**Provided records**.

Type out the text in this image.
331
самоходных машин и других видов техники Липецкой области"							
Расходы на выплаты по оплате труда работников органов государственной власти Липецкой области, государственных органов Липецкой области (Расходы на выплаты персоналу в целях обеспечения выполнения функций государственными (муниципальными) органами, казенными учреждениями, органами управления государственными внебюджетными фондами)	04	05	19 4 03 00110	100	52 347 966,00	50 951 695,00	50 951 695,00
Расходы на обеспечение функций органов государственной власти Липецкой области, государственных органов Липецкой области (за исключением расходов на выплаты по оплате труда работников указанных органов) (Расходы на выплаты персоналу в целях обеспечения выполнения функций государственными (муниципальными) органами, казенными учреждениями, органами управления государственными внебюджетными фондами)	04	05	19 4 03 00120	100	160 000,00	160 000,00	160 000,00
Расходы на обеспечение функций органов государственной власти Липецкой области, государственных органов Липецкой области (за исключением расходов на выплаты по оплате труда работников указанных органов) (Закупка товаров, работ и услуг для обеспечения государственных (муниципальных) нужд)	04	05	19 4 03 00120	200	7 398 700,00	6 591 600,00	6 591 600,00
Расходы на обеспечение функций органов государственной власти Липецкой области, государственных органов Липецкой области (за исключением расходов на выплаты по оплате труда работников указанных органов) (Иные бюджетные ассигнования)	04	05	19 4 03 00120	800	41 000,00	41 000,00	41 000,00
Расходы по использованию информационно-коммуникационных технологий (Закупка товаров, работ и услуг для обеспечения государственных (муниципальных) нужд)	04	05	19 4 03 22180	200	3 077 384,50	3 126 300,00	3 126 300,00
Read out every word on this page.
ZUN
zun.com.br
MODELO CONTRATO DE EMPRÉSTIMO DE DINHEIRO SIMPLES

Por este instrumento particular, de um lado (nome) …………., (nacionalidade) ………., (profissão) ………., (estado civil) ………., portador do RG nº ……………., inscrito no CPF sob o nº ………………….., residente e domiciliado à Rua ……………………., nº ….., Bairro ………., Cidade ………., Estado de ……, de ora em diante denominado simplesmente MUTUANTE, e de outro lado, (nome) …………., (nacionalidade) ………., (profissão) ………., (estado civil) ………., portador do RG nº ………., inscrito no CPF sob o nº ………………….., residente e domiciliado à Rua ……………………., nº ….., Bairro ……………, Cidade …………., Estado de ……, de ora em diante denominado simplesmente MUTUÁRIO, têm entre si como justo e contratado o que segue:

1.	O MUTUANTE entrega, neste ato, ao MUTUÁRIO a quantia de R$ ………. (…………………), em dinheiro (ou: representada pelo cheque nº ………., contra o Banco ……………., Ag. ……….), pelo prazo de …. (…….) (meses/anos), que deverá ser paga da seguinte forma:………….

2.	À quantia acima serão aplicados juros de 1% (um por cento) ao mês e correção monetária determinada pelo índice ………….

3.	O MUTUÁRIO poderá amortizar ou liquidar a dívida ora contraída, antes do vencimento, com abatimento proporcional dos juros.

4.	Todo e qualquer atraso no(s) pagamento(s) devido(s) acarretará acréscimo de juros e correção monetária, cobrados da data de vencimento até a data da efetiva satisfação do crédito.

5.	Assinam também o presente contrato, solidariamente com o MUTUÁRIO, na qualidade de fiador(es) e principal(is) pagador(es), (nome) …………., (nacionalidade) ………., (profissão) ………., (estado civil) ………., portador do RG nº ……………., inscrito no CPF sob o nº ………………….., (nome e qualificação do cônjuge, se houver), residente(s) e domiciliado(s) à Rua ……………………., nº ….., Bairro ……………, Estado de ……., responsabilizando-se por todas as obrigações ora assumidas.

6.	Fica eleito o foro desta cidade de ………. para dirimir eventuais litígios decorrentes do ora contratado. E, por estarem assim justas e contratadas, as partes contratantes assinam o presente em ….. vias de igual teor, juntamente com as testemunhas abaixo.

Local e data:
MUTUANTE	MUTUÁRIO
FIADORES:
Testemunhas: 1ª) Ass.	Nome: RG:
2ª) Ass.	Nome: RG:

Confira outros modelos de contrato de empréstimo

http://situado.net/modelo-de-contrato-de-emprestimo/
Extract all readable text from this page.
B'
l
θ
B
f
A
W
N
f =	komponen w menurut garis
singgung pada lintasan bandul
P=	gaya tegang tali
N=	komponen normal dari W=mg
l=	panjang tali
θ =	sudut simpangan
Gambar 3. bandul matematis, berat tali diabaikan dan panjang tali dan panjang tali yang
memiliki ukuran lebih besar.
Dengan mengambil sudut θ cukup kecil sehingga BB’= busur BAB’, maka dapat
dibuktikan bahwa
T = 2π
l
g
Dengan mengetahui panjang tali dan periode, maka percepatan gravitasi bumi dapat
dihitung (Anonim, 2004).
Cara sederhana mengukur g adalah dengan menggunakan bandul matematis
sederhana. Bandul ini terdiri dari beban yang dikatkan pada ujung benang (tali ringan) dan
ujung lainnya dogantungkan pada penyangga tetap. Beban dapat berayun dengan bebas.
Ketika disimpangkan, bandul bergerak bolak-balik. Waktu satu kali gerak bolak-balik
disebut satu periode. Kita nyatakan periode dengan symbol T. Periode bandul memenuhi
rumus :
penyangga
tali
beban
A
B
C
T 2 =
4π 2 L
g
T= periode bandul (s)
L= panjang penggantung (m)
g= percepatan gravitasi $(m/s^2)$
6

**Your task**.
Write out the listing once more, matching it exactly.

**Solution**.
Type out the text in this image.
331
самоходных машин и других видов техники Липецкой области"							
Расходы на выплаты по оплате труда работников органов государственной власти Липецкой области, государственных органов Липецкой области (Расходы на выплаты персоналу в целях обеспечения выполнения функций государственными (муниципальными) органами, казенными учреждениями, органами управления государственными внебюджетными фондами)	04	05	19 4 03 00110	100	52 347 966,00	50 951 695,00	50 951 695,00
Расходы на обеспечение функций органов государственной власти Липецкой области, государственных органов Липецкой области (за исключением расходов на выплаты по оплате труда работников указанных органов) (Расходы на выплаты персоналу в целях обеспечения выполнения функций государственными (муниципальными) органами, казенными учреждениями, органами управления государственными внебюджетными фондами)	04	05	19 4 03 00120	100	160 000,00	160 000,00	160 000,00
Расходы на обеспечение функций органов государственной власти Липецкой области, государственных органов Липецкой области (за исключением расходов на выплаты по оплате труда работников указанных органов) (Закупка товаров, работ и услуг для обеспечения государственных (муниципальных) нужд)	04	05	19 4 03 00120	200	7 398 700,00	6 591 600,00	6 591 600,00
Расходы на обеспечение функций органов государственной власти Липецкой области, государственных органов Липецкой области (за исключением расходов на выплаты по оплате труда работников указанных органов) (Иные бюджетные ассигнования)	04	05	19 4 03 00120	800	41 000,00	41 000,00	41 000,00
Расходы по использованию информационно-коммуникационных технологий (Закупка товаров, работ и услуг для обеспечения государственных (муниципальных) нужд)	04	05	19 4 03 22180	200	3 077 384,50	3 126 300,00	3 126 300,00
Read out every word on this page.
ZUN
zun.com.br
MODELO CONTRATO DE EMPRÉSTIMO DE DINHEIRO SIMPLES

Por este instrumento particular, de um lado (nome) …………., (nacionalidade) ………., (profissão) ………., (estado civil) ………., portador do RG nº ……………., inscrito no CPF sob o nº ………………….., residente e domiciliado à Rua ……………………., nº ….., Bairro ………., Cidade ………., Estado de ……, de ora em diante denominado simplesmente MUTUANTE, e de outro lado, (nome) …………., (nacionalidade) ………., (profissão) ………., (estado civil) ………., portador do RG nº ………., inscrito no CPF sob o nº ………………….., residente e domiciliado à Rua ……………………., nº ….., Bairro ……………, Cidade …………., Estado de ……, de ora em diante denominado simplesmente MUTUÁRIO, têm entre si como justo e contratado o que segue:

1.	O MUTUANTE entrega, neste ato, ao MUTUÁRIO a quantia de R$ ………. (…………………), em dinheiro (ou: representada pelo cheque nº ………., contra o Banco ……………., Ag. ……….), pelo prazo de …. (…….) (meses/anos), que deverá ser paga da seguinte forma:………….

2.	À quantia acima serão aplicados juros de 1% (um por cento) ao mês e correção monetária determinada pelo índice ………….

3.	O MUTUÁRIO poderá amortizar ou liquidar a dívida ora contraída, antes do vencimento, com abatimento proporcional dos juros.

4.	Todo e qualquer atraso no(s) pagamento(s) devido(s) acarretará acréscimo de juros e correção monetária, cobrados da data de vencimento até a data da efetiva satisfação do crédito.

5.	Assinam também o presente contrato, solidariamente com o MUTUÁRIO, na qualidade de fiador(es) e principal(is) pagador(es), (nome) …………., (nacionalidade) ………., (profissão) ………., (estado civil) ………., portador do RG nº ……………., inscrito no CPF sob o nº ………………….., (nome e qualificação do cônjuge, se houver), residente(s) e domiciliado(s) à Rua ……………………., nº ….., Bairro ……………, Estado de ……., responsabilizando-se por todas as obrigações ora assumidas.

6.	Fica eleito o foro desta cidade de ………. para dirimir eventuais litígios decorrentes do ora contratado. E, por estarem assim justas e contratadas, as partes contratantes assinam o presente em ….. vias de igual teor, juntamente com as testemunhas abaixo.

Local e data:
MUTUANTE	MUTUÁRIO
FIADORES:
Testemunhas: 1ª) Ass.	Nome: RG:
2ª) Ass.	Nome: RG:

Confira outros modelos de contrato de empréstimo

http://situado.net/modelo-de-contrato-de-emprestimo/
Extract all readable text from this page.
B'
l
θ
B
f
A
W
N
f =	komponen w menurut garis
singgung pada lintasan bandul
P=	gaya tegang tali
N=	komponen normal dari W=mg
l=	panjang tali
θ =	sudut simpangan
Gambar 3. bandul matematis, berat tali diabaikan dan panjang tali dan panjang tali yang
memiliki ukuran lebih besar.
Dengan mengambil sudut θ cukup kecil sehingga BB’= busur BAB’, maka dapat
dibuktikan bahwa
T = 2π
l
g
Dengan mengetahui panjang tali dan periode, maka percepatan gravitasi bumi dapat
dihitung (Anonim, 2004).
Cara sederhana mengukur g adalah dengan menggunakan bandul matematis
sederhana. Bandul ini terdiri dari beban yang dikatkan pada ujung benang (tali ringan) dan
ujung lainnya dogantungkan pada penyangga tetap. Beban dapat berayun dengan bebas.
Ketika disimpangkan, bandul bergerak bolak-balik. Waktu satu kali gerak bolak-balik
disebut satu periode. Kita nyatakan periode dengan symbol T. Periode bandul memenuhi
rumus :
penyangga
tali
beban
A
B
C
T 2 =
4π 2 L
g
T= periode bandul (s)
L= panjang penggantung (m)
g= percepatan gravitasi $(m/s^2)$
6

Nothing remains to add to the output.